Where a line of the material contains the string "image", copy that line.

AVAILABLE RECORDS:

════════

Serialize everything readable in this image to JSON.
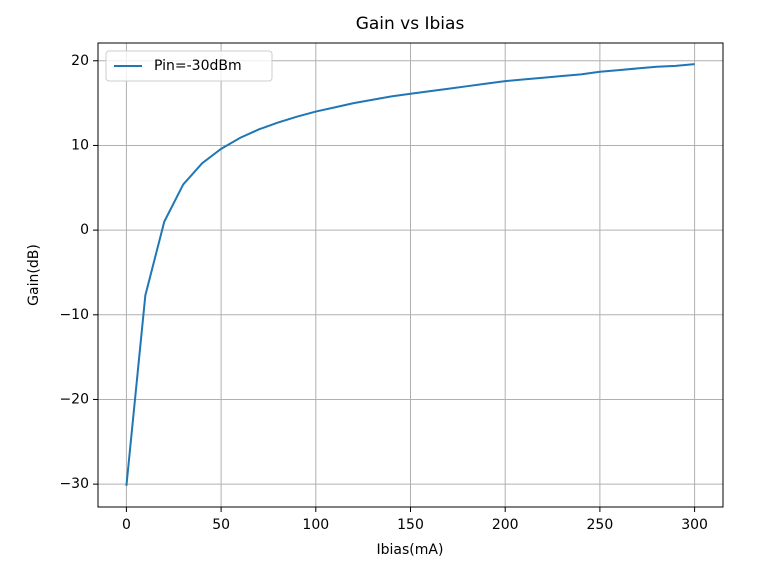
{
  "chart_data": {
    "type": "line",
    "title": "Gain vs Ibias",
    "xlabel": "Ibias(mA)",
    "ylabel": "Gain(dB)",
    "x": [
      0,
      10,
      20,
      30,
      40,
      50,
      60,
      70,
      80,
      90,
      100,
      110,
      120,
      130,
      140,
      150,
      160,
      170,
      180,
      190,
      200,
      210,
      220,
      230,
      240,
      250,
      260,
      270,
      280,
      290,
      300
    ],
    "series": [
      {
        "name": "Pin=-30dBm",
        "color": "#1f77b4",
        "values": [
          -30.2,
          -7.7,
          1.0,
          5.4,
          7.9,
          9.6,
          10.9,
          11.9,
          12.7,
          13.4,
          14.0,
          14.5,
          15.0,
          15.4,
          15.8,
          16.1,
          16.4,
          16.7,
          17.0,
          17.3,
          17.6,
          17.8,
          18.0,
          18.2,
          18.4,
          18.7,
          18.9,
          19.1,
          19.3,
          19.4,
          19.6
        ]
      }
    ],
    "xlim": [
      -15,
      315
    ],
    "ylim": [
      -32.7,
      22.1
    ],
    "xticks": [
      0,
      50,
      100,
      150,
      200,
      250,
      300
    ],
    "yticks": [
      {
        "value": -30,
        "label": "−30"
      },
      {
        "value": -20,
        "label": "−20"
      },
      {
        "value": -10,
        "label": "−10"
      },
      0,
      10,
      20
    ],
    "grid": true,
    "legend": "upper left"
  }
}
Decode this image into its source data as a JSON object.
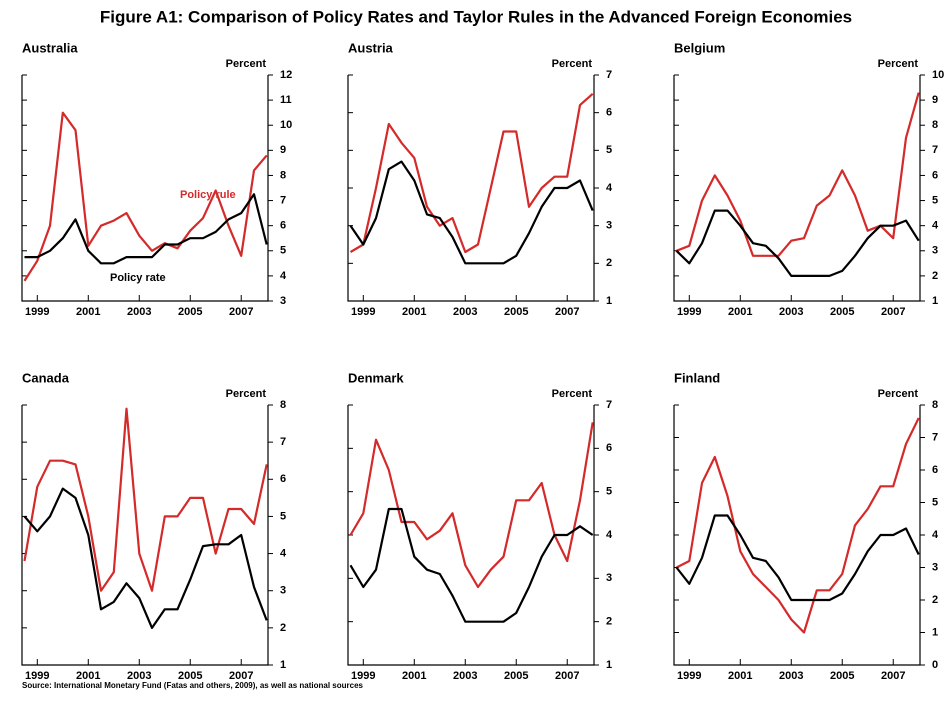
{
  "title": "Figure A1: Comparison of Policy Rates and Taylor Rules in the Advanced Foreign Economies",
  "source": "Source: International Monetary Fund (Fatas and others, 2009), as well as national sources",
  "chart_data": [
    {
      "type": "line",
      "title": "Australia",
      "ylabel": "Percent",
      "x": [
        1998.5,
        1999,
        1999.5,
        2000,
        2000.5,
        2001,
        2001.5,
        2002,
        2002.5,
        2003,
        2003.5,
        2004,
        2004.5,
        2005,
        2005.5,
        2006,
        2006.5,
        2007,
        2007.5,
        2008
      ],
      "xlim": [
        1998.4,
        2008.05
      ],
      "xticks": [
        1999,
        2001,
        2003,
        2005,
        2007
      ],
      "ylim": [
        3,
        12
      ],
      "yticks": [
        3,
        4,
        5,
        6,
        7,
        8,
        9,
        10,
        11,
        12
      ],
      "series": [
        {
          "name": "Policy rule",
          "color": "#d42a2a",
          "values": [
            3.8,
            4.6,
            6.0,
            10.5,
            9.8,
            5.2,
            6.0,
            6.2,
            6.5,
            5.6,
            5.0,
            5.3,
            5.1,
            5.8,
            6.3,
            7.4,
            6.0,
            4.8,
            8.2,
            8.8
          ]
        },
        {
          "name": "Policy rate",
          "color": "#000000",
          "values": [
            4.75,
            4.75,
            5.0,
            5.5,
            6.25,
            5.0,
            4.5,
            4.5,
            4.75,
            4.75,
            4.75,
            5.25,
            5.25,
            5.5,
            5.5,
            5.75,
            6.25,
            6.5,
            7.25,
            5.25
          ]
        }
      ]
    },
    {
      "type": "line",
      "title": "Austria",
      "ylabel": "Percent",
      "x": [
        1998.5,
        1999,
        1999.5,
        2000,
        2000.5,
        2001,
        2001.5,
        2002,
        2002.5,
        2003,
        2003.5,
        2004,
        2004.5,
        2005,
        2005.5,
        2006,
        2006.5,
        2007,
        2007.5,
        2008
      ],
      "xlim": [
        1998.4,
        2008.05
      ],
      "xticks": [
        1999,
        2001,
        2003,
        2005,
        2007
      ],
      "ylim": [
        1,
        7
      ],
      "yticks": [
        1,
        2,
        3,
        4,
        5,
        6,
        7
      ],
      "series": [
        {
          "color": "#d42a2a",
          "values": [
            2.3,
            2.5,
            4.0,
            5.7,
            5.2,
            4.8,
            3.5,
            3.0,
            3.2,
            2.3,
            2.5,
            4.0,
            5.5,
            5.5,
            3.5,
            4.0,
            4.3,
            4.3,
            6.2,
            6.5
          ]
        },
        {
          "color": "#000000",
          "values": [
            3.0,
            2.5,
            3.2,
            4.5,
            4.7,
            4.2,
            3.3,
            3.2,
            2.7,
            2.0,
            2.0,
            2.0,
            2.0,
            2.2,
            2.8,
            3.5,
            4.0,
            4.0,
            4.2,
            3.4
          ]
        }
      ]
    },
    {
      "type": "line",
      "title": "Belgium",
      "ylabel": "Percent",
      "x": [
        1998.5,
        1999,
        1999.5,
        2000,
        2000.5,
        2001,
        2001.5,
        2002,
        2002.5,
        2003,
        2003.5,
        2004,
        2004.5,
        2005,
        2005.5,
        2006,
        2006.5,
        2007,
        2007.5,
        2008
      ],
      "xlim": [
        1998.4,
        2008.05
      ],
      "xticks": [
        1999,
        2001,
        2003,
        2005,
        2007
      ],
      "ylim": [
        1,
        10
      ],
      "yticks": [
        1,
        2,
        3,
        4,
        5,
        6,
        7,
        8,
        9,
        10
      ],
      "series": [
        {
          "color": "#d42a2a",
          "values": [
            3.0,
            3.2,
            5.0,
            6.0,
            5.2,
            4.2,
            2.8,
            2.8,
            2.8,
            3.4,
            3.5,
            4.8,
            5.2,
            6.2,
            5.2,
            3.8,
            4.0,
            3.5,
            7.5,
            9.3
          ]
        },
        {
          "color": "#000000",
          "values": [
            3.0,
            2.5,
            3.3,
            4.6,
            4.6,
            4.0,
            3.3,
            3.2,
            2.7,
            2.0,
            2.0,
            2.0,
            2.0,
            2.2,
            2.8,
            3.5,
            4.0,
            4.0,
            4.2,
            3.4
          ]
        }
      ]
    },
    {
      "type": "line",
      "title": "Canada",
      "ylabel": "Percent",
      "x": [
        1998.5,
        1999,
        1999.5,
        2000,
        2000.5,
        2001,
        2001.5,
        2002,
        2002.5,
        2003,
        2003.5,
        2004,
        2004.5,
        2005,
        2005.5,
        2006,
        2006.5,
        2007,
        2007.5,
        2008
      ],
      "xlim": [
        1998.4,
        2008.05
      ],
      "xticks": [
        1999,
        2001,
        2003,
        2005,
        2007
      ],
      "ylim": [
        1,
        8
      ],
      "yticks": [
        1,
        2,
        3,
        4,
        5,
        6,
        7,
        8
      ],
      "series": [
        {
          "color": "#d42a2a",
          "values": [
            3.8,
            5.8,
            6.5,
            6.5,
            6.4,
            5.0,
            3.0,
            3.5,
            7.9,
            4.0,
            3.0,
            5.0,
            5.0,
            5.5,
            5.5,
            4.0,
            5.2,
            5.2,
            4.8,
            6.4
          ]
        },
        {
          "color": "#000000",
          "values": [
            5.0,
            4.6,
            5.0,
            5.75,
            5.5,
            4.5,
            2.5,
            2.7,
            3.2,
            2.8,
            2.0,
            2.5,
            2.5,
            3.3,
            4.2,
            4.25,
            4.25,
            4.5,
            3.1,
            2.2
          ]
        }
      ]
    },
    {
      "type": "line",
      "title": "Denmark",
      "ylabel": "Percent",
      "x": [
        1998.5,
        1999,
        1999.5,
        2000,
        2000.5,
        2001,
        2001.5,
        2002,
        2002.5,
        2003,
        2003.5,
        2004,
        2004.5,
        2005,
        2005.5,
        2006,
        2006.5,
        2007,
        2007.5,
        2008
      ],
      "xlim": [
        1998.4,
        2008.05
      ],
      "xticks": [
        1999,
        2001,
        2003,
        2005,
        2007
      ],
      "ylim": [
        1,
        7
      ],
      "yticks": [
        1,
        2,
        3,
        4,
        5,
        6,
        7
      ],
      "series": [
        {
          "color": "#d42a2a",
          "values": [
            4.0,
            4.5,
            6.2,
            5.5,
            4.3,
            4.3,
            3.9,
            4.1,
            4.5,
            3.3,
            2.8,
            3.2,
            3.5,
            4.8,
            4.8,
            5.2,
            4.0,
            3.4,
            4.8,
            6.6
          ]
        },
        {
          "color": "#000000",
          "values": [
            3.3,
            2.8,
            3.2,
            4.6,
            4.6,
            3.5,
            3.2,
            3.1,
            2.6,
            2.0,
            2.0,
            2.0,
            2.0,
            2.2,
            2.8,
            3.5,
            4.0,
            4.0,
            4.2,
            4.0
          ]
        }
      ]
    },
    {
      "type": "line",
      "title": "Finland",
      "ylabel": "Percent",
      "x": [
        1998.5,
        1999,
        1999.5,
        2000,
        2000.5,
        2001,
        2001.5,
        2002,
        2002.5,
        2003,
        2003.5,
        2004,
        2004.5,
        2005,
        2005.5,
        2006,
        2006.5,
        2007,
        2007.5,
        2008
      ],
      "xlim": [
        1998.4,
        2008.05
      ],
      "xticks": [
        1999,
        2001,
        2003,
        2005,
        2007
      ],
      "ylim": [
        0,
        8
      ],
      "yticks": [
        0,
        1,
        2,
        3,
        4,
        5,
        6,
        7,
        8
      ],
      "series": [
        {
          "color": "#d42a2a",
          "values": [
            3.0,
            3.2,
            5.6,
            6.4,
            5.2,
            3.5,
            2.8,
            2.4,
            2.0,
            1.4,
            1.0,
            2.3,
            2.3,
            2.8,
            4.3,
            4.8,
            5.5,
            5.5,
            6.8,
            7.6
          ]
        },
        {
          "color": "#000000",
          "values": [
            3.0,
            2.5,
            3.3,
            4.6,
            4.6,
            4.0,
            3.3,
            3.2,
            2.7,
            2.0,
            2.0,
            2.0,
            2.0,
            2.2,
            2.8,
            3.5,
            4.0,
            4.0,
            4.2,
            3.4
          ]
        }
      ]
    }
  ]
}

════════

RESPONSE TO THE TASK:
Serialize everything readable in this image to JSON.
Decode this image into its source data as a JSON object.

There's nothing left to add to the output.